Stored records:
== == ==

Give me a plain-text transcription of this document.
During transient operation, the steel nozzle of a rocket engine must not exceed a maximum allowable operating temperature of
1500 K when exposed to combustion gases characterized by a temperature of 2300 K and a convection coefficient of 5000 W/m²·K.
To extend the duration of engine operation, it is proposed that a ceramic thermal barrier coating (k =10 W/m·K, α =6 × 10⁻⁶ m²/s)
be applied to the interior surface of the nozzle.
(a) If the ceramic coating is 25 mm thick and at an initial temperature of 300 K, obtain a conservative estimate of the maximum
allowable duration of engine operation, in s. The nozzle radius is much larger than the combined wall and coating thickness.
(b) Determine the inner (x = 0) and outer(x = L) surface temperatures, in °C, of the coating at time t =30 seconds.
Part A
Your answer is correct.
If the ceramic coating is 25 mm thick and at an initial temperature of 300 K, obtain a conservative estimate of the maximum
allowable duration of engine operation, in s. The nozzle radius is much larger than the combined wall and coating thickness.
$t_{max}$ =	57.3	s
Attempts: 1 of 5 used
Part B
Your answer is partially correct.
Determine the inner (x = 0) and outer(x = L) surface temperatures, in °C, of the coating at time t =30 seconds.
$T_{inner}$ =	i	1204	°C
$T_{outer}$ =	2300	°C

== == ==

*DIRECTION:*
Output each record exactly, leaving nothing out.

*OUTPUT OF THE TASK:*
Give me a plain-text transcription of this document.
During transient operation, the steel nozzle of a rocket engine must not exceed a maximum allowable operating temperature of
1500 K when exposed to combustion gases characterized by a temperature of 2300 K and a convection coefficient of 5000 W/m²·K.
To extend the duration of engine operation, it is proposed that a ceramic thermal barrier coating (k =10 W/m·K, α =6 × 10⁻⁶ m²/s)
be applied to the interior surface of the nozzle.
(a) If the ceramic coating is 25 mm thick and at an initial temperature of 300 K, obtain a conservative estimate of the maximum
allowable duration of engine operation, in s. The nozzle radius is much larger than the combined wall and coating thickness.
(b) Determine the inner (x = 0) and outer(x = L) surface temperatures, in °C, of the coating at time t =30 seconds.
Part A
Your answer is correct.
If the ceramic coating is 25 mm thick and at an initial temperature of 300 K, obtain a conservative estimate of the maximum
allowable duration of engine operation, in s. The nozzle radius is much larger than the combined wall and coating thickness.
$t_{max}$ =	57.3	s
Attempts: 1 of 5 used
Part B
Your answer is partially correct.
Determine the inner (x = 0) and outer(x = L) surface temperatures, in °C, of the coating at time t =30 seconds.
$T_{inner}$ =	i	1204	°C
$T_{outer}$ =	2300	°C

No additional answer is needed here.